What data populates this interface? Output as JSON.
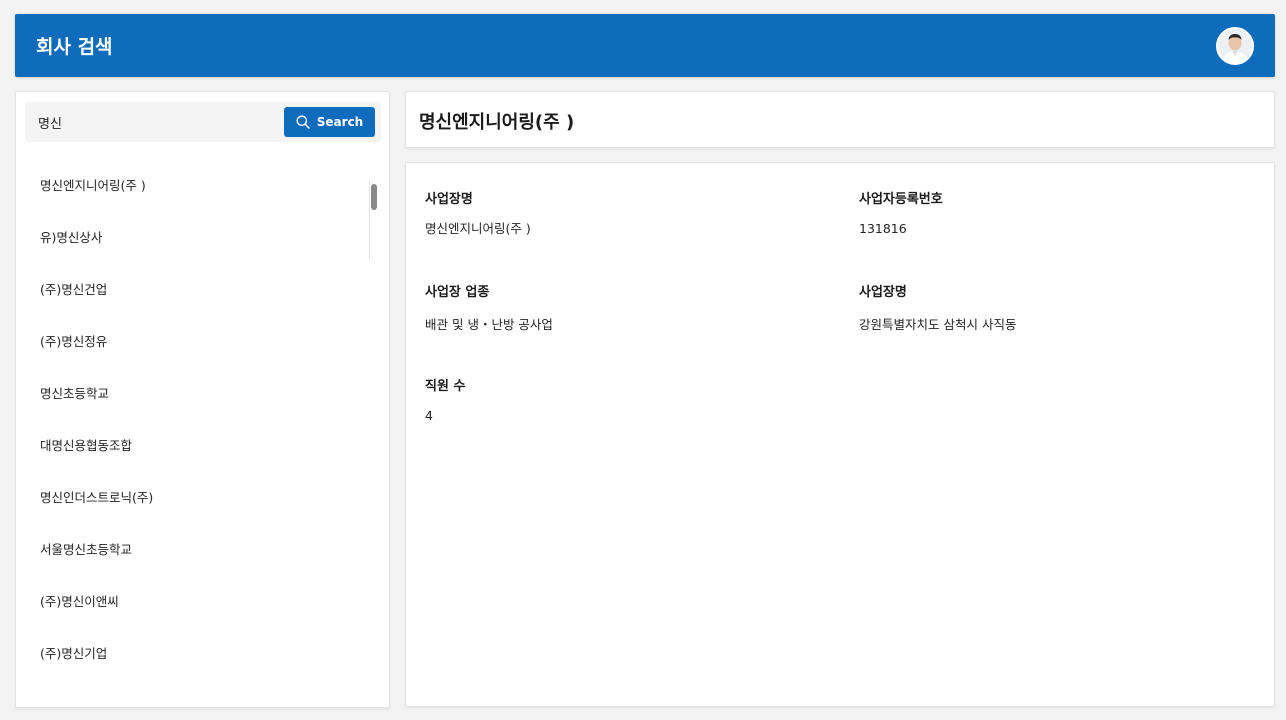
{
  "header": {
    "title": "회사 검색",
    "avatar_icon": "user-avatar-icon",
    "background_color": "#0f6cbd"
  },
  "search": {
    "value": "명신",
    "button_label": "Search",
    "button_icon": "search-icon"
  },
  "company_list": [
    "명신엔지니어링(주 )",
    "유)명신상사",
    "(주)명신건업",
    "(주)명신정유",
    "명신초등학교",
    "대명신용협동조합",
    "명신인더스트로닉(주)",
    "서울명신초등학교",
    "(주)명신이앤씨",
    "(주)명신기업"
  ],
  "detail": {
    "title": "명신엔지니어링(주 )",
    "fields": {
      "business_name": {
        "label": "사업장명",
        "value": "명신엔지니어링(주 )"
      },
      "registration_no": {
        "label": "사업자등록번호",
        "value": "131816"
      },
      "industry": {
        "label": "사업장 업종",
        "value": "배관 및 냉・난방 공사업"
      },
      "location": {
        "label": "사업장명",
        "value": "강원특별자치도 삼척시 사직동"
      },
      "employees": {
        "label": "직원 수",
        "value": "4"
      }
    }
  }
}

Do this →
Find the lines with the string "명신엔지니어링" and reproduce them.

Completed exercise →
    "명신엔지니어링(주 )",
    "title": "명신엔지니어링(주 )",
        "value": "명신엔지니어링(주 )"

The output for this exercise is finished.